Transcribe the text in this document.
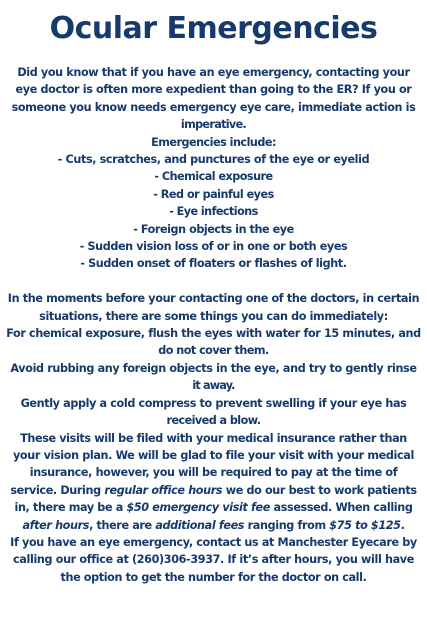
Ocular Emergencies
Did you know that if you have an eye emergency, contacting your
eye doctor is often more expedient than going to the ER? If you or
someone you know needs emergency eye care, immediate action is
imperative.
Emergencies include:
- Cuts, scratches, and punctures of the eye or eyelid
- Chemical exposure
- Red or painful eyes
- Eye infections
- Foreign objects in the eye
- Sudden vision loss of or in one or both eyes
- Sudden onset of floaters or flashes of light.
In the moments before your contacting one of the doctors, in certain
situations, there are some things you can do immediately:
For chemical exposure, flush the eyes with water for 15 minutes, and
do not cover them.
Avoid rubbing any foreign objects in the eye, and try to gently rinse
it away.
Gently apply a cold compress to prevent swelling if your eye has
received a blow.
These visits will be filed with your medical insurance rather than
your vision plan. We will be glad to file your visit with your medical
insurance, however, you will be required to pay at the time of
service. During regular office hours we do our best to work patients
in, there may be a $50 emergency visit fee assessed. When calling
after hours, there are additional fees ranging from $75 to $125.
If you have an eye emergency, contact us at Manchester Eyecare by
calling our office at (260)306-3937. If it’s after hours, you will have
the option to get the number for the doctor on call.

== REQUIRED WORK ==
Above are the records; copy every line in them that holds the word "know".

== ANSWER BOX ==
Did you know that if you have an eye emergency, contacting your
someone you know needs emergency eye care, immediate action is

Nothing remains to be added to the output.